### Data section
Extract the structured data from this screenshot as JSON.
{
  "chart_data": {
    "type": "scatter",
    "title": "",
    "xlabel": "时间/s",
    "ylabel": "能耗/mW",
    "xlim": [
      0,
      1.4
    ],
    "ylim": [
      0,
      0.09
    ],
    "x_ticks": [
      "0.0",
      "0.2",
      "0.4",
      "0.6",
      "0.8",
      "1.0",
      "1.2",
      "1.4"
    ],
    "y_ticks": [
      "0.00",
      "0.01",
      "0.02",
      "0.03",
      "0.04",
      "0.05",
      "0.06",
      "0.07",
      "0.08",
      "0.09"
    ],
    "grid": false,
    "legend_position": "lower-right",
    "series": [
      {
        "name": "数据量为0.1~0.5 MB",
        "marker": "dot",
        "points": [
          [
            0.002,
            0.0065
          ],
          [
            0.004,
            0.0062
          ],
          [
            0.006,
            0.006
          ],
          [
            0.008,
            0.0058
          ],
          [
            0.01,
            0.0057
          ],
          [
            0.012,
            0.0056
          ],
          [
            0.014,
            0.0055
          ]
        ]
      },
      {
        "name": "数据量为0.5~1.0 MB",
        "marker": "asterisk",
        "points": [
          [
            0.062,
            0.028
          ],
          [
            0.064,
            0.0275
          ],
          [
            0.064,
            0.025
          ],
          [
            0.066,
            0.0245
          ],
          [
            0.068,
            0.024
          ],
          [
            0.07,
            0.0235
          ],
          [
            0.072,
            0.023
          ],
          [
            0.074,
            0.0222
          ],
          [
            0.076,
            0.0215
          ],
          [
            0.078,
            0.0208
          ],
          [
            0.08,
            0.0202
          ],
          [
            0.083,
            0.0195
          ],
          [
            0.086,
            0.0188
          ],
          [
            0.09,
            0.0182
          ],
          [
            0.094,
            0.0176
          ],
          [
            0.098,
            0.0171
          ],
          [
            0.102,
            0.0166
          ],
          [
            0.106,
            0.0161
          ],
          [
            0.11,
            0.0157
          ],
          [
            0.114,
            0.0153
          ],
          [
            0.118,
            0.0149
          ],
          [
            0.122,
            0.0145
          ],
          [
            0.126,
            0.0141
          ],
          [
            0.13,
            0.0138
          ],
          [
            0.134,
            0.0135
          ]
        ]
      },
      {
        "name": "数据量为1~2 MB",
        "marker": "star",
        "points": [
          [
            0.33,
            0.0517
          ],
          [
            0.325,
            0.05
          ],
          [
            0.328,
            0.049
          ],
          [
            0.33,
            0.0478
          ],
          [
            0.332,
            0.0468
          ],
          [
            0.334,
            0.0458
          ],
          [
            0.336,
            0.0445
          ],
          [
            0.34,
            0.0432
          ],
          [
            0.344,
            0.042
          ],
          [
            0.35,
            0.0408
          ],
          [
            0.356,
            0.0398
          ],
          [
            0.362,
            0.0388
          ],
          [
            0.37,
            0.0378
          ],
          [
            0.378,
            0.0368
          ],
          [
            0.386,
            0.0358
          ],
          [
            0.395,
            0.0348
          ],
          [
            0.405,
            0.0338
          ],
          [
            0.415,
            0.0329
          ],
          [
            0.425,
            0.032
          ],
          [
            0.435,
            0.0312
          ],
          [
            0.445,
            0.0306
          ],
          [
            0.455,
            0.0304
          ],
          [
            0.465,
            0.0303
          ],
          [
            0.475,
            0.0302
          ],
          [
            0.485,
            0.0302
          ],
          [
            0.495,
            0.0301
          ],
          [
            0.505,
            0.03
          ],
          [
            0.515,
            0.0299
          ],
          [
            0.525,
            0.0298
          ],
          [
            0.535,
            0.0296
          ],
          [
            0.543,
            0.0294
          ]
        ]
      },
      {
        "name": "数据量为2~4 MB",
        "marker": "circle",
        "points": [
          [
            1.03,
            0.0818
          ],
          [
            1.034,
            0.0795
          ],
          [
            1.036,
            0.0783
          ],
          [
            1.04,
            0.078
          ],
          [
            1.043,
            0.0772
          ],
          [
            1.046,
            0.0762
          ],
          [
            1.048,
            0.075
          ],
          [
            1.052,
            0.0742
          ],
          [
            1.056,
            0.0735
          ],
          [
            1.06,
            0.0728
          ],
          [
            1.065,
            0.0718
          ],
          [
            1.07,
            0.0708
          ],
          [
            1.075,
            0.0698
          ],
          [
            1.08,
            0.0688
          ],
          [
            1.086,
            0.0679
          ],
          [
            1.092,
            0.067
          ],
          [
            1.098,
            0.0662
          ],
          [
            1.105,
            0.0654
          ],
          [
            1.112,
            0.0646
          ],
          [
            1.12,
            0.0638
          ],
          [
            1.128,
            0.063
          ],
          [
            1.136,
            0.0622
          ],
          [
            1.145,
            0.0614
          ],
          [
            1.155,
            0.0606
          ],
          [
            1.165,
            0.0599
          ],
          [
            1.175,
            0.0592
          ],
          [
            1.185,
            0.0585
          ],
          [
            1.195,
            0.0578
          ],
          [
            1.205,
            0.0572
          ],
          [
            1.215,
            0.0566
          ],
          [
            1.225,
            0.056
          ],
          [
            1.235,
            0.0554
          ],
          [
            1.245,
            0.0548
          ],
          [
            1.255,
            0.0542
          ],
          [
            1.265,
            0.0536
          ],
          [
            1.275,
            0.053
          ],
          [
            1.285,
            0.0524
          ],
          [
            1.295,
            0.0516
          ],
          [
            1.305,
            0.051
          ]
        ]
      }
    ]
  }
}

### Stated exercise
Print every record exactly as it was given.

### Exercise result
Extract the structured data from this screenshot as JSON.
{
  "chart_data": {
    "type": "scatter",
    "title": "",
    "xlabel": "时间/s",
    "ylabel": "能耗/mW",
    "xlim": [
      0,
      1.4
    ],
    "ylim": [
      0,
      0.09
    ],
    "x_ticks": [
      "0.0",
      "0.2",
      "0.4",
      "0.6",
      "0.8",
      "1.0",
      "1.2",
      "1.4"
    ],
    "y_ticks": [
      "0.00",
      "0.01",
      "0.02",
      "0.03",
      "0.04",
      "0.05",
      "0.06",
      "0.07",
      "0.08",
      "0.09"
    ],
    "grid": false,
    "legend_position": "lower-right",
    "series": [
      {
        "name": "数据量为0.1~0.5 MB",
        "marker": "dot",
        "points": [
          [
            0.002,
            0.0065
          ],
          [
            0.004,
            0.0062
          ],
          [
            0.006,
            0.006
          ],
          [
            0.008,
            0.0058
          ],
          [
            0.01,
            0.0057
          ],
          [
            0.012,
            0.0056
          ],
          [
            0.014,
            0.0055
          ]
        ]
      },
      {
        "name": "数据量为0.5~1.0 MB",
        "marker": "asterisk",
        "points": [
          [
            0.062,
            0.028
          ],
          [
            0.064,
            0.0275
          ],
          [
            0.064,
            0.025
          ],
          [
            0.066,
            0.0245
          ],
          [
            0.068,
            0.024
          ],
          [
            0.07,
            0.0235
          ],
          [
            0.072,
            0.023
          ],
          [
            0.074,
            0.0222
          ],
          [
            0.076,
            0.0215
          ],
          [
            0.078,
            0.0208
          ],
          [
            0.08,
            0.0202
          ],
          [
            0.083,
            0.0195
          ],
          [
            0.086,
            0.0188
          ],
          [
            0.09,
            0.0182
          ],
          [
            0.094,
            0.0176
          ],
          [
            0.098,
            0.0171
          ],
          [
            0.102,
            0.0166
          ],
          [
            0.106,
            0.0161
          ],
          [
            0.11,
            0.0157
          ],
          [
            0.114,
            0.0153
          ],
          [
            0.118,
            0.0149
          ],
          [
            0.122,
            0.0145
          ],
          [
            0.126,
            0.0141
          ],
          [
            0.13,
            0.0138
          ],
          [
            0.134,
            0.0135
          ]
        ]
      },
      {
        "name": "数据量为1~2 MB",
        "marker": "star",
        "points": [
          [
            0.33,
            0.0517
          ],
          [
            0.325,
            0.05
          ],
          [
            0.328,
            0.049
          ],
          [
            0.33,
            0.0478
          ],
          [
            0.332,
            0.0468
          ],
          [
            0.334,
            0.0458
          ],
          [
            0.336,
            0.0445
          ],
          [
            0.34,
            0.0432
          ],
          [
            0.344,
            0.042
          ],
          [
            0.35,
            0.0408
          ],
          [
            0.356,
            0.0398
          ],
          [
            0.362,
            0.0388
          ],
          [
            0.37,
            0.0378
          ],
          [
            0.378,
            0.0368
          ],
          [
            0.386,
            0.0358
          ],
          [
            0.395,
            0.0348
          ],
          [
            0.405,
            0.0338
          ],
          [
            0.415,
            0.0329
          ],
          [
            0.425,
            0.032
          ],
          [
            0.435,
            0.0312
          ],
          [
            0.445,
            0.0306
          ],
          [
            0.455,
            0.0304
          ],
          [
            0.465,
            0.0303
          ],
          [
            0.475,
            0.0302
          ],
          [
            0.485,
            0.0302
          ],
          [
            0.495,
            0.0301
          ],
          [
            0.505,
            0.03
          ],
          [
            0.515,
            0.0299
          ],
          [
            0.525,
            0.0298
          ],
          [
            0.535,
            0.0296
          ],
          [
            0.543,
            0.0294
          ]
        ]
      },
      {
        "name": "数据量为2~4 MB",
        "marker": "circle",
        "points": [
          [
            1.03,
            0.0818
          ],
          [
            1.034,
            0.0795
          ],
          [
            1.036,
            0.0783
          ],
          [
            1.04,
            0.078
          ],
          [
            1.043,
            0.0772
          ],
          [
            1.046,
            0.0762
          ],
          [
            1.048,
            0.075
          ],
          [
            1.052,
            0.0742
          ],
          [
            1.056,
            0.0735
          ],
          [
            1.06,
            0.0728
          ],
          [
            1.065,
            0.0718
          ],
          [
            1.07,
            0.0708
          ],
          [
            1.075,
            0.0698
          ],
          [
            1.08,
            0.0688
          ],
          [
            1.086,
            0.0679
          ],
          [
            1.092,
            0.067
          ],
          [
            1.098,
            0.0662
          ],
          [
            1.105,
            0.0654
          ],
          [
            1.112,
            0.0646
          ],
          [
            1.12,
            0.0638
          ],
          [
            1.128,
            0.063
          ],
          [
            1.136,
            0.0622
          ],
          [
            1.145,
            0.0614
          ],
          [
            1.155,
            0.0606
          ],
          [
            1.165,
            0.0599
          ],
          [
            1.175,
            0.0592
          ],
          [
            1.185,
            0.0585
          ],
          [
            1.195,
            0.0578
          ],
          [
            1.205,
            0.0572
          ],
          [
            1.215,
            0.0566
          ],
          [
            1.225,
            0.056
          ],
          [
            1.235,
            0.0554
          ],
          [
            1.245,
            0.0548
          ],
          [
            1.255,
            0.0542
          ],
          [
            1.265,
            0.0536
          ],
          [
            1.275,
            0.053
          ],
          [
            1.285,
            0.0524
          ],
          [
            1.295,
            0.0516
          ],
          [
            1.305,
            0.051
          ]
        ]
      }
    ]
  }
}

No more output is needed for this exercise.